How to complete this task — Go through the entries below and copy each line containing the word "Control".

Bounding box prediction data
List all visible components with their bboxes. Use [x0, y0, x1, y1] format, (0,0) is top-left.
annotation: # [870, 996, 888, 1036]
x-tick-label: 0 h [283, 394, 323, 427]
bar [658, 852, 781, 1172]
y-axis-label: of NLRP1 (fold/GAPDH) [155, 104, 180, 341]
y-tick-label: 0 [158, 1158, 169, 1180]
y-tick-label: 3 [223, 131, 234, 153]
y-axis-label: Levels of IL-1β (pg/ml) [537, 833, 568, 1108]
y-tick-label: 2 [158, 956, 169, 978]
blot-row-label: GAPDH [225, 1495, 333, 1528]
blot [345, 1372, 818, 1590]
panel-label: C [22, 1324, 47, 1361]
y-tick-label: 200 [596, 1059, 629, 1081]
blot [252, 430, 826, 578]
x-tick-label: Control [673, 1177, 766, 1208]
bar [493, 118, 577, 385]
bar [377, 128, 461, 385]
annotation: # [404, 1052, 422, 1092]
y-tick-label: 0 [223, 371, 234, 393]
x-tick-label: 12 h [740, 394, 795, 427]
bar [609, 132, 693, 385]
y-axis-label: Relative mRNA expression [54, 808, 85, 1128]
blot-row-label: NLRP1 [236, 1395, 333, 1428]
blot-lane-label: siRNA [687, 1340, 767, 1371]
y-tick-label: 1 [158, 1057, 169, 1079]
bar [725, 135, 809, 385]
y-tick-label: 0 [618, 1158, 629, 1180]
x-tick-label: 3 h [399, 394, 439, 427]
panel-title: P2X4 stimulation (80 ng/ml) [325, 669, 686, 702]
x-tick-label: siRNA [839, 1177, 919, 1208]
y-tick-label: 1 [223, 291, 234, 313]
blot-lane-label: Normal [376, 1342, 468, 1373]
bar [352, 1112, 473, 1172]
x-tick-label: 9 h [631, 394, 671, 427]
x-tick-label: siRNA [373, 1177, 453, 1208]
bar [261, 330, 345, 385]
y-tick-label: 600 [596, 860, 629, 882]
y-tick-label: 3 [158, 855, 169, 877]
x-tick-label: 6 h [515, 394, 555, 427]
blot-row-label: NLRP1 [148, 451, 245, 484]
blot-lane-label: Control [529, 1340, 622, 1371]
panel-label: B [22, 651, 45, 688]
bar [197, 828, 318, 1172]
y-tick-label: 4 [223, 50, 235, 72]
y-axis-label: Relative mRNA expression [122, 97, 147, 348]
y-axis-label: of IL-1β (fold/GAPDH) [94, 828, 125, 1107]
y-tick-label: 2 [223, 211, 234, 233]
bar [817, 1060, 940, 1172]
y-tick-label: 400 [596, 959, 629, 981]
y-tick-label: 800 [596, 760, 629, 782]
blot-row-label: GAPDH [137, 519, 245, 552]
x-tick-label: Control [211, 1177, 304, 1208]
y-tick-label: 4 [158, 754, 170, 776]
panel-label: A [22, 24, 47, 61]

Expected answer —
x-tick-label: Control [673, 1177, 766, 1208]
blot-lane-label: Control [529, 1340, 622, 1371]
x-tick-label: Control [211, 1177, 304, 1208]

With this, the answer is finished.